▸ **Given exercise**
Return the lines where the word "alle" occurs.

Dataset items:
- - -

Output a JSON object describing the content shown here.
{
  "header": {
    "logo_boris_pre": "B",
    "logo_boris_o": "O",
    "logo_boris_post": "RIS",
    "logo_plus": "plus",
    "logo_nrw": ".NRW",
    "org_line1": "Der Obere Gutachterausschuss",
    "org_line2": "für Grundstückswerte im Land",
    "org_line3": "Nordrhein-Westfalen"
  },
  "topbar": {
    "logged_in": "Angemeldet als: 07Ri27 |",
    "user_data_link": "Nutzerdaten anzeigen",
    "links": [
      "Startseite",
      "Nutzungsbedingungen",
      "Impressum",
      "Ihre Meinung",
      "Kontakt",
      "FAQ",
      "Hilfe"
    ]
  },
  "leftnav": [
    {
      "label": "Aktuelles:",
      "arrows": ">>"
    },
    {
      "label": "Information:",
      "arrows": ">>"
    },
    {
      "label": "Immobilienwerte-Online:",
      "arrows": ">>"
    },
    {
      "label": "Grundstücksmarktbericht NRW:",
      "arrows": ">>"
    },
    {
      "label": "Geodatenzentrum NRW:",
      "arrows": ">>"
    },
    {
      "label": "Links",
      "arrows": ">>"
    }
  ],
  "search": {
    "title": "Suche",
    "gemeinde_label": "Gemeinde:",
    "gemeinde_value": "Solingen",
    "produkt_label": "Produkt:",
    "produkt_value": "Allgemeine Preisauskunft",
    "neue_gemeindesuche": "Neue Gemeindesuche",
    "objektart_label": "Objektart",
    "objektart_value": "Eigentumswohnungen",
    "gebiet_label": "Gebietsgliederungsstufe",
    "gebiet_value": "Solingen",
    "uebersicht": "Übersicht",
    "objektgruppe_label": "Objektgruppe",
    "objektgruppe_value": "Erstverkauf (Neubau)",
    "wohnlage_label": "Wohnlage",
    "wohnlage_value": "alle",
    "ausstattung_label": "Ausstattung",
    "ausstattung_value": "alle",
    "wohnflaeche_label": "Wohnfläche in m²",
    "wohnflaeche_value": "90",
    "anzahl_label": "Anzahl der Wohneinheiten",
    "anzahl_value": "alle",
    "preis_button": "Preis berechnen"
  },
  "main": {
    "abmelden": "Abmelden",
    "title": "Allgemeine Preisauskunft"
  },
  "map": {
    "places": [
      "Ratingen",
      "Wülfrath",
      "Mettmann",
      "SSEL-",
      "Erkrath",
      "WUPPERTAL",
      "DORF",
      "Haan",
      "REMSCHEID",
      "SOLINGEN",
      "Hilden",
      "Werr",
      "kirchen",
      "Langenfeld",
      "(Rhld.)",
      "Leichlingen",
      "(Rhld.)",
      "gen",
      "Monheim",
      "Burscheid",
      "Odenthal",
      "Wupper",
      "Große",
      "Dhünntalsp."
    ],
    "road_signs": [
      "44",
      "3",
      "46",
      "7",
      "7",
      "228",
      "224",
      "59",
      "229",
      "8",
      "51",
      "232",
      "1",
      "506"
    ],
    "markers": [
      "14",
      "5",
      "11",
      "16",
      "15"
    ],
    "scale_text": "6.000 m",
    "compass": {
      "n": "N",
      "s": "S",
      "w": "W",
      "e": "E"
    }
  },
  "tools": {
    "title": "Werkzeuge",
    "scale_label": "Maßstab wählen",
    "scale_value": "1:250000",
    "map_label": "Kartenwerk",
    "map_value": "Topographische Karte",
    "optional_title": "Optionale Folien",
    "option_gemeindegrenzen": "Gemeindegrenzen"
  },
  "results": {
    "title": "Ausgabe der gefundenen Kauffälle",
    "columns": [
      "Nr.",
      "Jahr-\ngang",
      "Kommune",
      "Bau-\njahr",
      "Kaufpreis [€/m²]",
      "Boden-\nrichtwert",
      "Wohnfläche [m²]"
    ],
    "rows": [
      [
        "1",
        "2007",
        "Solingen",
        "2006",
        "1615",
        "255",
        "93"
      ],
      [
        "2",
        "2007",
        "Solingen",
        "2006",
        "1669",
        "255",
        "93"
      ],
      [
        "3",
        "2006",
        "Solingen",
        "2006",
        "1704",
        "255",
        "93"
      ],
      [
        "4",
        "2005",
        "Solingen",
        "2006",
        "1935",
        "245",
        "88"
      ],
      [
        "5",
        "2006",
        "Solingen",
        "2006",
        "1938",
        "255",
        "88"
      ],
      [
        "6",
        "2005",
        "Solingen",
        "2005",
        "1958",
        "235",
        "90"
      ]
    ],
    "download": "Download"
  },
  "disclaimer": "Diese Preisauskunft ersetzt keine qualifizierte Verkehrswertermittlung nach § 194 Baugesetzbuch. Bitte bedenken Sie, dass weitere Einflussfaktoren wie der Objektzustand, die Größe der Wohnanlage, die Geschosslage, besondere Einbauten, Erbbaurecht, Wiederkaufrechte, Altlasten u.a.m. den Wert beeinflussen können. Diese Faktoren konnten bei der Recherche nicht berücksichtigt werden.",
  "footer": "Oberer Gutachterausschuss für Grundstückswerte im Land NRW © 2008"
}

- - -

▸ **Correct result**
    "wohnlage_value": "alle",
    "ausstattung_value": "alle",
    "anzahl_value": "alle",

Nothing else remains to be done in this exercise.